Element-and-box listings
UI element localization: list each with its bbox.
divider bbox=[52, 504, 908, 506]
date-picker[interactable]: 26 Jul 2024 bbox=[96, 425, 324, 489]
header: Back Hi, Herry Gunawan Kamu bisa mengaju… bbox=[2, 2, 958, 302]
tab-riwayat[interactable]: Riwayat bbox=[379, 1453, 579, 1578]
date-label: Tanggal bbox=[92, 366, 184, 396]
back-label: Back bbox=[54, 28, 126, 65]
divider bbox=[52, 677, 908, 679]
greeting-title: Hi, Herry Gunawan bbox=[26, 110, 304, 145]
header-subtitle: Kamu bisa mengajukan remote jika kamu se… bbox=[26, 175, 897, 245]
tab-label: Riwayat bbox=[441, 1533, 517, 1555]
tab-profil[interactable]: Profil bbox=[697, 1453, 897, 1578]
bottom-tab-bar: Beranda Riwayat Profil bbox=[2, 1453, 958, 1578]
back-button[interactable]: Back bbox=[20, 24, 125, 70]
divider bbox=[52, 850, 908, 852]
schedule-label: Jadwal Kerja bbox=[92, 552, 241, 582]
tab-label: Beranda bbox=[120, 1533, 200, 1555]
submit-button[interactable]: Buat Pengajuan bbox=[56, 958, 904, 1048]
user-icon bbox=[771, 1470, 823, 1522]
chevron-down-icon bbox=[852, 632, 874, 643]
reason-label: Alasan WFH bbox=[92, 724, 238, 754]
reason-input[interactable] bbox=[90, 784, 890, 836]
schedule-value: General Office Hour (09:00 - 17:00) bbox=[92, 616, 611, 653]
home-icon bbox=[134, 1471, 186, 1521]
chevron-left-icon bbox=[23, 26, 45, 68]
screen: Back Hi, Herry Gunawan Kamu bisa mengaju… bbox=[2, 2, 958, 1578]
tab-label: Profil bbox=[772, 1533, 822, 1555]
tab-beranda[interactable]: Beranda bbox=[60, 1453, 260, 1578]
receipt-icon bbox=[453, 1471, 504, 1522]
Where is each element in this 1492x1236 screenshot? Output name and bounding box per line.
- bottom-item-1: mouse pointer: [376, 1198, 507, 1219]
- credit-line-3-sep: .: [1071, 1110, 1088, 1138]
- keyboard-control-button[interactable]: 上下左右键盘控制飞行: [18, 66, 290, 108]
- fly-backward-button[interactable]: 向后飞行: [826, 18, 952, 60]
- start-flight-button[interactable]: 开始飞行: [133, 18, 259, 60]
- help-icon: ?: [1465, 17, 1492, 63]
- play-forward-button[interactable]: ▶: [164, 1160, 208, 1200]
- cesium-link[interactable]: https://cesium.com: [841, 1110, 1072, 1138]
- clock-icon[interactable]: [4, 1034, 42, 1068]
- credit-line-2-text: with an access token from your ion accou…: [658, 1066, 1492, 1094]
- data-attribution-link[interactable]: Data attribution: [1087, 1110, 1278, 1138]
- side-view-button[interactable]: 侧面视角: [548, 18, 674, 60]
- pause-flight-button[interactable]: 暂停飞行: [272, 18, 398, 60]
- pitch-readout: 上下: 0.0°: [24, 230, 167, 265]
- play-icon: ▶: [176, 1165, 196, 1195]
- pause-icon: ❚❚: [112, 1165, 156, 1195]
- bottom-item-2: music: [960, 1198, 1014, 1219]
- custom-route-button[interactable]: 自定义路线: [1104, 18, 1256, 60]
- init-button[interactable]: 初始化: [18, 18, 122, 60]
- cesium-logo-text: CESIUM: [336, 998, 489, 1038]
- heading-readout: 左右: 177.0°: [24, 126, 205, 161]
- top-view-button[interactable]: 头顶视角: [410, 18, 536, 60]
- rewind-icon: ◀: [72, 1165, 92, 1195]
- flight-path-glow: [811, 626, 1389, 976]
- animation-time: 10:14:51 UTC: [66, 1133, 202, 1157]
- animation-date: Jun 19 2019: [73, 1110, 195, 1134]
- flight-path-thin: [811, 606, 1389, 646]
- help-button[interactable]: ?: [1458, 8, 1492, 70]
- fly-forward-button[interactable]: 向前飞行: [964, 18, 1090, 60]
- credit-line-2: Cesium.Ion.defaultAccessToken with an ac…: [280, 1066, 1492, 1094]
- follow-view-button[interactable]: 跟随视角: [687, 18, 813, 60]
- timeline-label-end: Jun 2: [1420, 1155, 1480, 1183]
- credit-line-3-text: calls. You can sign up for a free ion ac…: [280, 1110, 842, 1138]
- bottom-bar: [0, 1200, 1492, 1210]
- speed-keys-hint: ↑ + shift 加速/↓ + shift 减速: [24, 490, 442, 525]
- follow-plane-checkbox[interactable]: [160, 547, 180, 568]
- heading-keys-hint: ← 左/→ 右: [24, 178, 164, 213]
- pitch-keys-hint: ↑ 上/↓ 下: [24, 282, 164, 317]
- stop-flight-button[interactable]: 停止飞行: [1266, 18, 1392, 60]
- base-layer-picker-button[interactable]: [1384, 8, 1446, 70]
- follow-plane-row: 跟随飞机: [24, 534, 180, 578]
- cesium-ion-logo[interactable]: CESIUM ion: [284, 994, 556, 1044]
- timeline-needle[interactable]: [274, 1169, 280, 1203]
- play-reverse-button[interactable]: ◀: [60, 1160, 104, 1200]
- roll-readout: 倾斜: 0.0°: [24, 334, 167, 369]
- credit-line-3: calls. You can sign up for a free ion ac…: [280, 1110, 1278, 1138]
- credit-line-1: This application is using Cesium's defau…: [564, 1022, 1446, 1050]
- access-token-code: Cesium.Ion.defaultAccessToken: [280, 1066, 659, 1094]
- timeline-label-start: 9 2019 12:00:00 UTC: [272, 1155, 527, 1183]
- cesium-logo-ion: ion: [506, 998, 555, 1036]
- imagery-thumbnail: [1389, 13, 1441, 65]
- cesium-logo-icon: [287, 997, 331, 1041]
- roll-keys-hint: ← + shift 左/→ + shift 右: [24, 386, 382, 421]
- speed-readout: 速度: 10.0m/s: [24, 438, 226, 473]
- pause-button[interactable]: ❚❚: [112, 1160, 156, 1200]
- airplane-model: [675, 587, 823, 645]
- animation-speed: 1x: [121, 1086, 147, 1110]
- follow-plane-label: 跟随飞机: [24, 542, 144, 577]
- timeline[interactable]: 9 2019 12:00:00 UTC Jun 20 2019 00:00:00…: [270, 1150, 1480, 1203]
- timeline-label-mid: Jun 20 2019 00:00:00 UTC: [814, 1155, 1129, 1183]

* [Problem requirements]
Retype the rows above line for line, leaving every character unchanged.

* [Reply to the exercise]
UI element localization: list each with its bbox.
divider bbox=[52, 504, 908, 506]
date-picker[interactable]: 26 Jul 2024 bbox=[96, 425, 324, 489]
header: Back Hi, Herry Gunawan Kamu bisa mengaju… bbox=[2, 2, 958, 302]
tab-riwayat[interactable]: Riwayat bbox=[379, 1453, 579, 1578]
date-label: Tanggal bbox=[92, 366, 184, 396]
back-label: Back bbox=[54, 28, 126, 65]
divider bbox=[52, 677, 908, 679]
greeting-title: Hi, Herry Gunawan bbox=[26, 110, 304, 145]
header-subtitle: Kamu bisa mengajukan remote jika kamu se… bbox=[26, 175, 897, 245]
tab-label: Riwayat bbox=[441, 1533, 517, 1555]
tab-profil[interactable]: Profil bbox=[697, 1453, 897, 1578]
bottom-tab-bar: Beranda Riwayat Profil bbox=[2, 1453, 958, 1578]
back-button[interactable]: Back bbox=[20, 24, 125, 70]
divider bbox=[52, 850, 908, 852]
schedule-label: Jadwal Kerja bbox=[92, 552, 241, 582]
tab-label: Beranda bbox=[120, 1533, 200, 1555]
submit-button[interactable]: Buat Pengajuan bbox=[56, 958, 904, 1048]
user-icon bbox=[771, 1470, 823, 1522]
chevron-down-icon bbox=[852, 632, 874, 643]
reason-label: Alasan WFH bbox=[92, 724, 238, 754]
reason-input[interactable] bbox=[90, 784, 890, 836]
schedule-value: General Office Hour (09:00 - 17:00) bbox=[92, 616, 611, 653]
home-icon bbox=[134, 1471, 186, 1521]
chevron-left-icon bbox=[23, 26, 45, 68]
screen: Back Hi, Herry Gunawan Kamu bisa mengaju… bbox=[2, 2, 958, 1578]
tab-label: Profil bbox=[772, 1533, 822, 1555]
tab-beranda[interactable]: Beranda bbox=[60, 1453, 260, 1578]
receipt-icon bbox=[453, 1471, 504, 1522]
Where is each element in this 1492x1236 screenshot? Output name and bounding box per line.
- bottom-item-1: mouse pointer: [376, 1198, 507, 1219]
- credit-line-3-sep: .: [1071, 1110, 1088, 1138]
- keyboard-control-button[interactable]: 上下左右键盘控制飞行: [18, 66, 290, 108]
- fly-backward-button[interactable]: 向后飞行: [826, 18, 952, 60]
- start-flight-button[interactable]: 开始飞行: [133, 18, 259, 60]
- help-icon: ?: [1465, 17, 1492, 63]
- play-forward-button[interactable]: ▶: [164, 1160, 208, 1200]
- cesium-link[interactable]: https://cesium.com: [841, 1110, 1072, 1138]
- clock-icon[interactable]: [4, 1034, 42, 1068]
- credit-line-2-text: with an access token from your ion accou…: [658, 1066, 1492, 1094]
- data-attribution-link[interactable]: Data attribution: [1087, 1110, 1278, 1138]
- side-view-button[interactable]: 侧面视角: [548, 18, 674, 60]
- pause-flight-button[interactable]: 暂停飞行: [272, 18, 398, 60]
- pitch-readout: 上下: 0.0°: [24, 230, 167, 265]
- play-icon: ▶: [176, 1165, 196, 1195]
- pause-icon: ❚❚: [112, 1165, 156, 1195]
- bottom-item-2: music: [960, 1198, 1014, 1219]
- custom-route-button[interactable]: 自定义路线: [1104, 18, 1256, 60]
- init-button[interactable]: 初始化: [18, 18, 122, 60]
- cesium-logo-text: CESIUM: [336, 998, 489, 1038]
- heading-readout: 左右: 177.0°: [24, 126, 205, 161]
- top-view-button[interactable]: 头顶视角: [410, 18, 536, 60]
- rewind-icon: ◀: [72, 1165, 92, 1195]
- flight-path-glow: [811, 626, 1389, 976]
- animation-time: 10:14:51 UTC: [66, 1133, 202, 1157]
- animation-date: Jun 19 2019: [73, 1110, 195, 1134]
- flight-path-thin: [811, 606, 1389, 646]
- help-button[interactable]: ?: [1458, 8, 1492, 70]
- fly-forward-button[interactable]: 向前飞行: [964, 18, 1090, 60]
- credit-line-2: Cesium.Ion.defaultAccessToken with an ac…: [280, 1066, 1492, 1094]
- follow-view-button[interactable]: 跟随视角: [687, 18, 813, 60]
- timeline-label-end: Jun 2: [1420, 1155, 1480, 1183]
- credit-line-3-text: calls. You can sign up for a free ion ac…: [280, 1110, 842, 1138]
- bottom-bar: [0, 1200, 1492, 1210]
- speed-keys-hint: ↑ + shift 加速/↓ + shift 减速: [24, 490, 442, 525]
- follow-plane-checkbox[interactable]: [160, 547, 180, 568]
- heading-keys-hint: ← 左/→ 右: [24, 178, 164, 213]
- pitch-keys-hint: ↑ 上/↓ 下: [24, 282, 164, 317]
- stop-flight-button[interactable]: 停止飞行: [1266, 18, 1392, 60]
- base-layer-picker-button[interactable]: [1384, 8, 1446, 70]
- follow-plane-row: 跟随飞机: [24, 534, 180, 578]
- cesium-ion-logo[interactable]: CESIUM ion: [284, 994, 556, 1044]
- timeline-needle[interactable]: [274, 1169, 280, 1203]
- play-reverse-button[interactable]: ◀: [60, 1160, 104, 1200]
- roll-readout: 倾斜: 0.0°: [24, 334, 167, 369]
- credit-line-3: calls. You can sign up for a free ion ac…: [280, 1110, 1278, 1138]
- credit-line-1: This application is using Cesium's defau…: [564, 1022, 1446, 1050]
- access-token-code: Cesium.Ion.defaultAccessToken: [280, 1066, 659, 1094]
- timeline-label-start: 9 2019 12:00:00 UTC: [272, 1155, 527, 1183]
- cesium-logo-ion: ion: [506, 998, 555, 1036]
- imagery-thumbnail: [1389, 13, 1441, 65]
- cesium-logo-icon: [287, 997, 331, 1041]
- roll-keys-hint: ← + shift 左/→ + shift 右: [24, 386, 382, 421]
- speed-readout: 速度: 10.0m/s: [24, 438, 226, 473]
- pause-button[interactable]: ❚❚: [112, 1160, 156, 1200]
- airplane-model: [675, 587, 823, 645]
- animation-speed: 1x: [121, 1086, 147, 1110]
- follow-plane-label: 跟随飞机: [24, 542, 144, 577]
- timeline[interactable]: 9 2019 12:00:00 UTC Jun 20 2019 00:00:00…: [270, 1150, 1480, 1203]
- timeline-label-mid: Jun 20 2019 00:00:00 UTC: [814, 1155, 1129, 1183]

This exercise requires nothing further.